> _PROVIDED DATA_
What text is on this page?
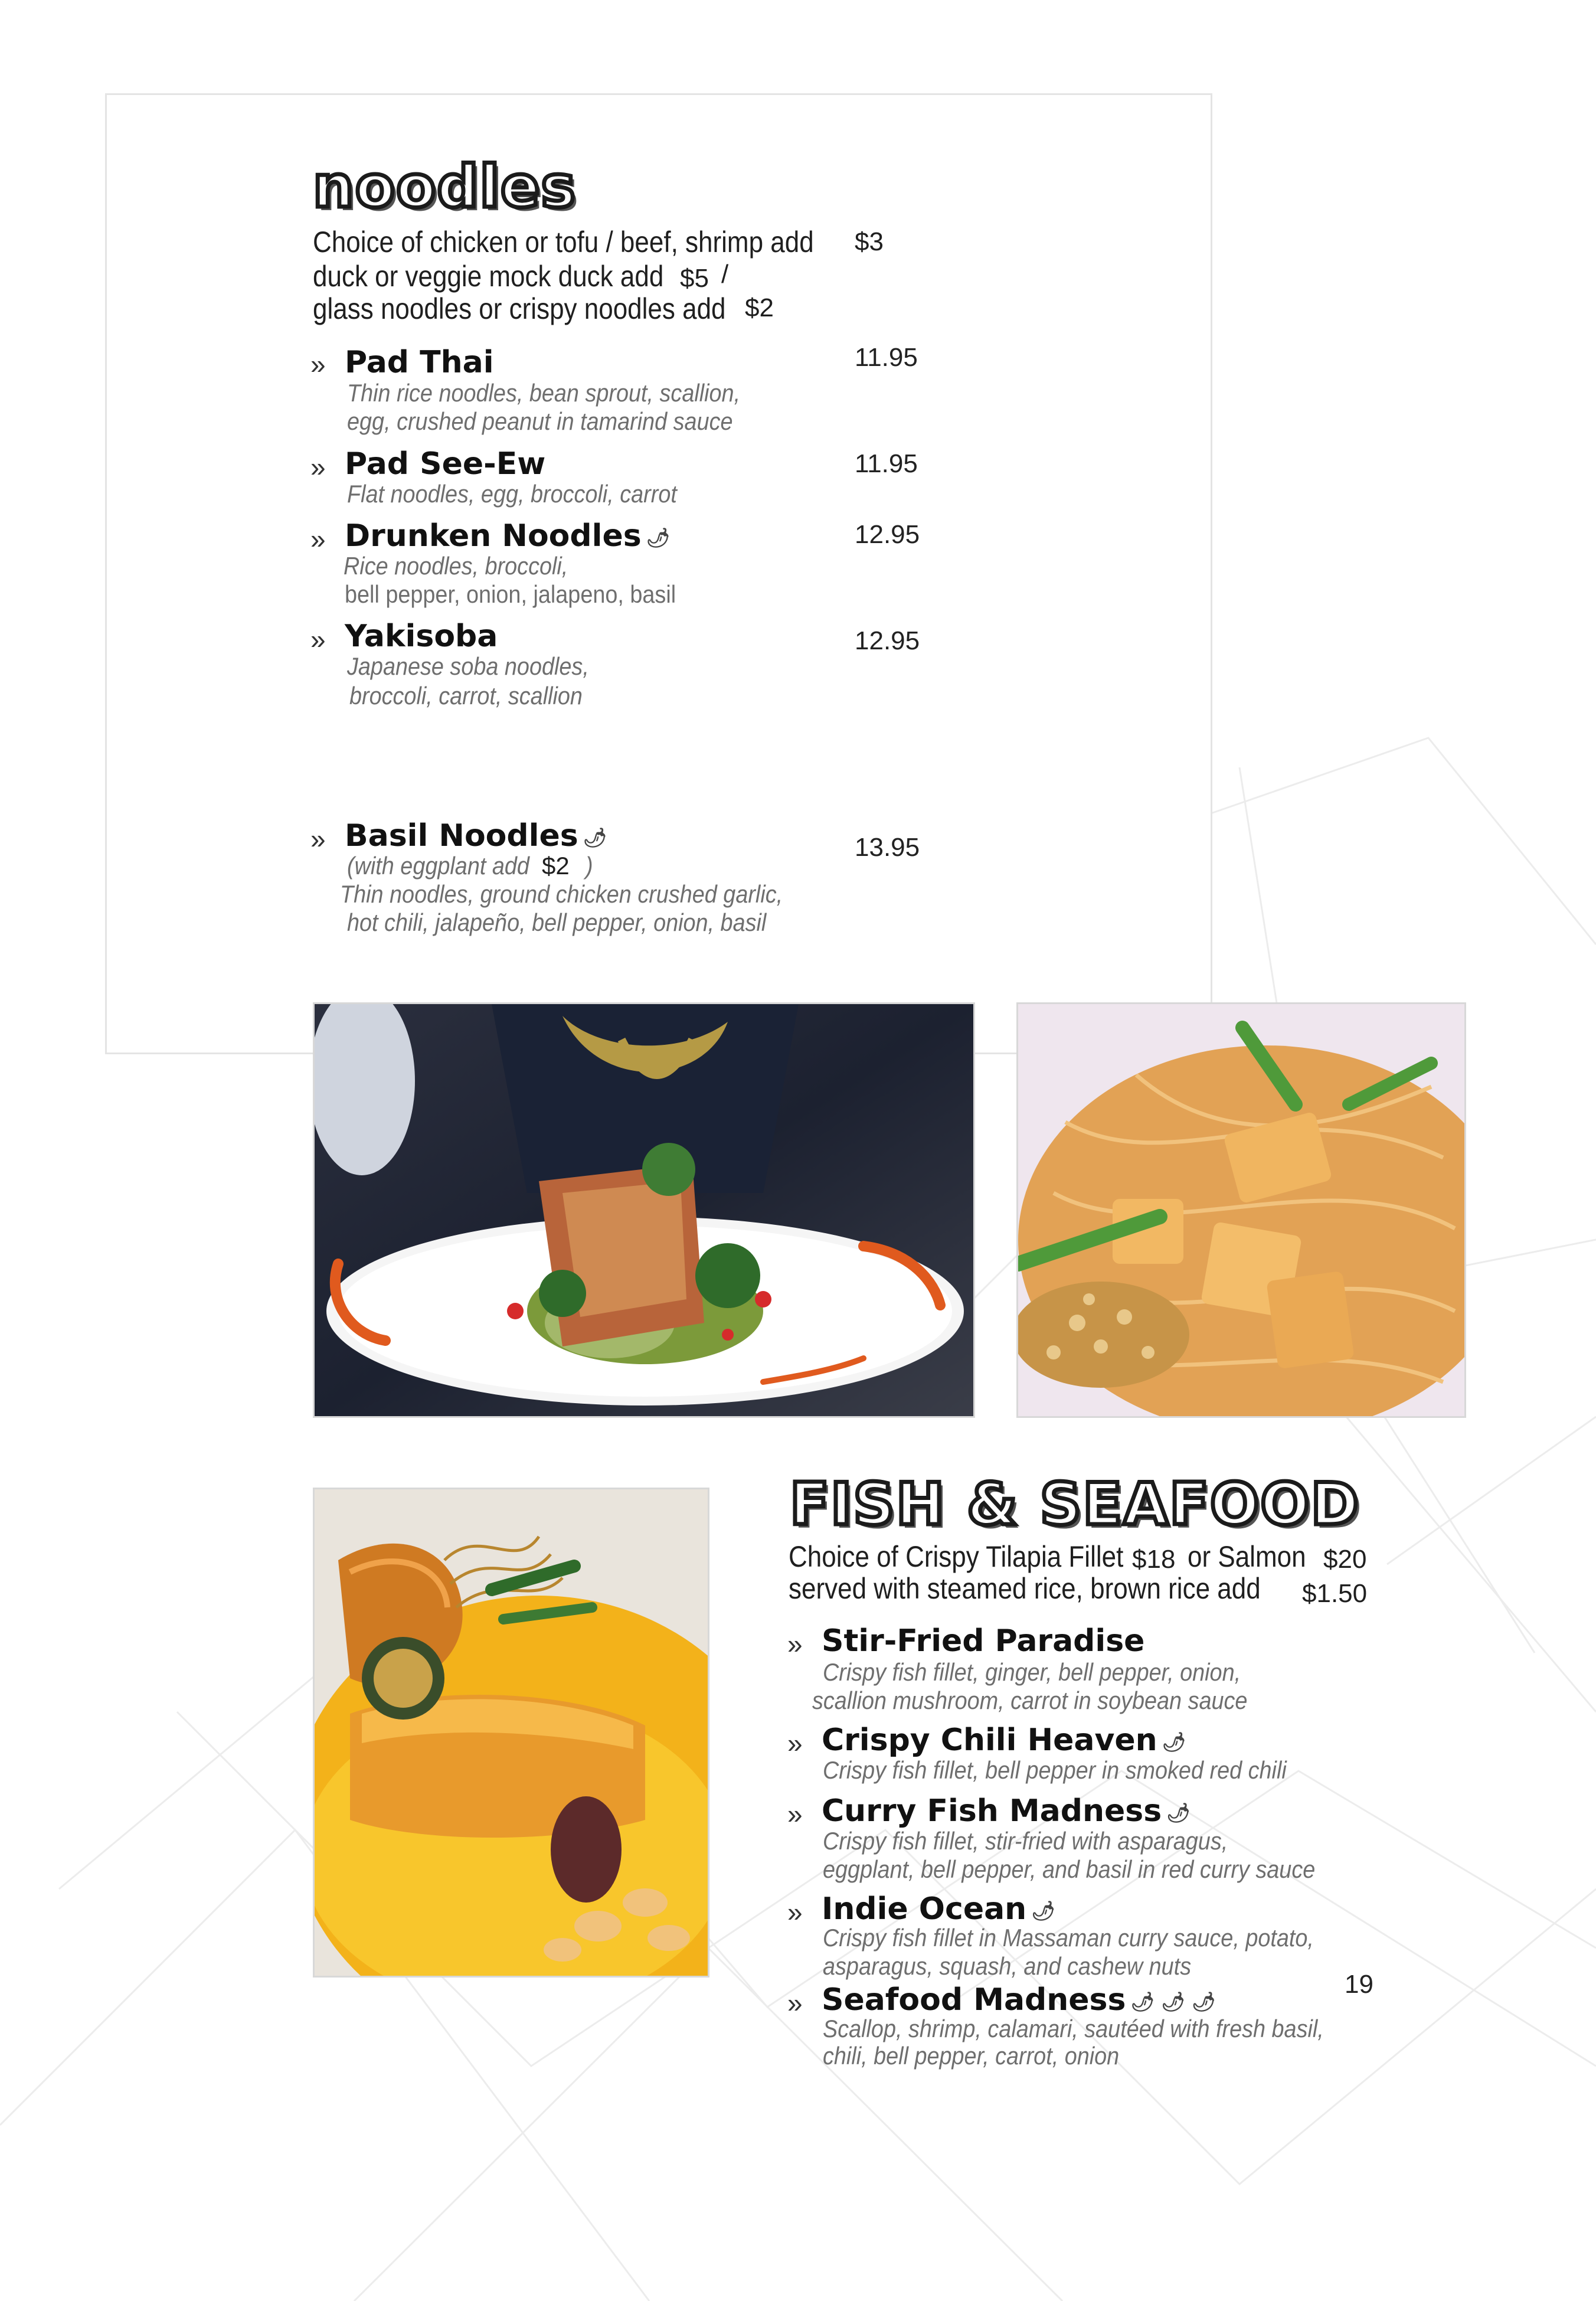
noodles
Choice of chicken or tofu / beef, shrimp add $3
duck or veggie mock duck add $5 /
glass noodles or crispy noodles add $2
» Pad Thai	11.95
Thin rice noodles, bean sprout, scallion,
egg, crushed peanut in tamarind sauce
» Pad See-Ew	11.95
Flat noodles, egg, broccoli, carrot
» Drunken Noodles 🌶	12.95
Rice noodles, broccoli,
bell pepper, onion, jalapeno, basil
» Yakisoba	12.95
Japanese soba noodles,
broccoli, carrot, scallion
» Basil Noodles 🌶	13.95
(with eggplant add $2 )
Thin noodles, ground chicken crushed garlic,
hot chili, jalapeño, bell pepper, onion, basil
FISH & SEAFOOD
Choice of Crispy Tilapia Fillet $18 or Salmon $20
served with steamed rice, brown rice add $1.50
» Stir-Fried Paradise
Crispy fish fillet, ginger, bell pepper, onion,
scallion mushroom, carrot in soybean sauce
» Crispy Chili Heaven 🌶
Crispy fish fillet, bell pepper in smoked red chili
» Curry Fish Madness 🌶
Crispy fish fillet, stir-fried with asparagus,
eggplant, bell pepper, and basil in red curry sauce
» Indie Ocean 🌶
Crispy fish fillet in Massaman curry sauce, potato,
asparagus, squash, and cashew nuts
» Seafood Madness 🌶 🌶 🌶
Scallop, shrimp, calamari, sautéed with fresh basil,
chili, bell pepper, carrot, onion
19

* * *

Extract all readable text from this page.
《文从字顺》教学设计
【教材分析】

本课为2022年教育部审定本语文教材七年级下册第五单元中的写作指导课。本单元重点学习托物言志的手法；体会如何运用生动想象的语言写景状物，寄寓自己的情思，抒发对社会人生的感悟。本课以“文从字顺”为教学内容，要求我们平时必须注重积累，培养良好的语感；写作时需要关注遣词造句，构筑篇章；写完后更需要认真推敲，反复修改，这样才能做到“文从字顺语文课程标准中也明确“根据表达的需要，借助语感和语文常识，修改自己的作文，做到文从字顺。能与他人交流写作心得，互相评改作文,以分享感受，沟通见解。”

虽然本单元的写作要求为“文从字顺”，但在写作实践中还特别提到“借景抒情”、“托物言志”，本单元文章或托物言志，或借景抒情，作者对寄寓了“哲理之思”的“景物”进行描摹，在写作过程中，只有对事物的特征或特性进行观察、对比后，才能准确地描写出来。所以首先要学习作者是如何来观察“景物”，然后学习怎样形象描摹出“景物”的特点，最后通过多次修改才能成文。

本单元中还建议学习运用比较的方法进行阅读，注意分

--

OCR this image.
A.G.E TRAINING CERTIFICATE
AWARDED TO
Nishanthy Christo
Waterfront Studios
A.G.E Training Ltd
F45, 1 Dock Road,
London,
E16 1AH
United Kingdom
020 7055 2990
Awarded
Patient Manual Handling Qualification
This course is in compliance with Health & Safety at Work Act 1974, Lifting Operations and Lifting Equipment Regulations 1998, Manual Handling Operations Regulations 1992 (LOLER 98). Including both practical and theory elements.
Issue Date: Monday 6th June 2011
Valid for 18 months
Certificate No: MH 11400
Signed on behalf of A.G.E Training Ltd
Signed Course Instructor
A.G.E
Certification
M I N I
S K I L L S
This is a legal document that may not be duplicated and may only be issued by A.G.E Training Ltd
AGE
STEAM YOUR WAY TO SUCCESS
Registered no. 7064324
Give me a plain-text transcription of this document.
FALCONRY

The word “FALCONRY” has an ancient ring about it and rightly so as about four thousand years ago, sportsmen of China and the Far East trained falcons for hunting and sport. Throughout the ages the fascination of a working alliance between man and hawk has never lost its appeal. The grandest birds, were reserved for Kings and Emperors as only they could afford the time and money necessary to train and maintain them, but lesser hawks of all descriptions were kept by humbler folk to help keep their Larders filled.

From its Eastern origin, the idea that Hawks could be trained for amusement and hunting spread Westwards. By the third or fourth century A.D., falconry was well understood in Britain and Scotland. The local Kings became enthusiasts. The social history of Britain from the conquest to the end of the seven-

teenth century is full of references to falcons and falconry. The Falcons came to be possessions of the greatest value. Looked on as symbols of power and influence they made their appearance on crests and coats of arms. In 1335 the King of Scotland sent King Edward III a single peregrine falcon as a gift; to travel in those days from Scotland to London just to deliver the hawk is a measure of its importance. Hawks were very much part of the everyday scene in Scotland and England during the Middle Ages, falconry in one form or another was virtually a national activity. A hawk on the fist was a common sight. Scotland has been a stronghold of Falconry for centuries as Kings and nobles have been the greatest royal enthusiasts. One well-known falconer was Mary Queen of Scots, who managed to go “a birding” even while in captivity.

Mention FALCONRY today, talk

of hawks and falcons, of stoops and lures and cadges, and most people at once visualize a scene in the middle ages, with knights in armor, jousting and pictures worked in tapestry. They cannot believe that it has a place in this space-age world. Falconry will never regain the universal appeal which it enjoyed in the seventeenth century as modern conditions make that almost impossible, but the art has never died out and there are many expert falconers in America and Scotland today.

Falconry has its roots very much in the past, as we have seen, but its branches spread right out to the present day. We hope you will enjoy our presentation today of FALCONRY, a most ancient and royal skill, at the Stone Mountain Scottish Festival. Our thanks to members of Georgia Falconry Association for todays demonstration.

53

> _WHAT IS NEEDED_
Copy every line of the listing that includes the string "Thin".

> _OUTPUT BELOW_
Thin rice noodles, bean sprout, scallion,
Thin noodles, ground chicken crushed garlic,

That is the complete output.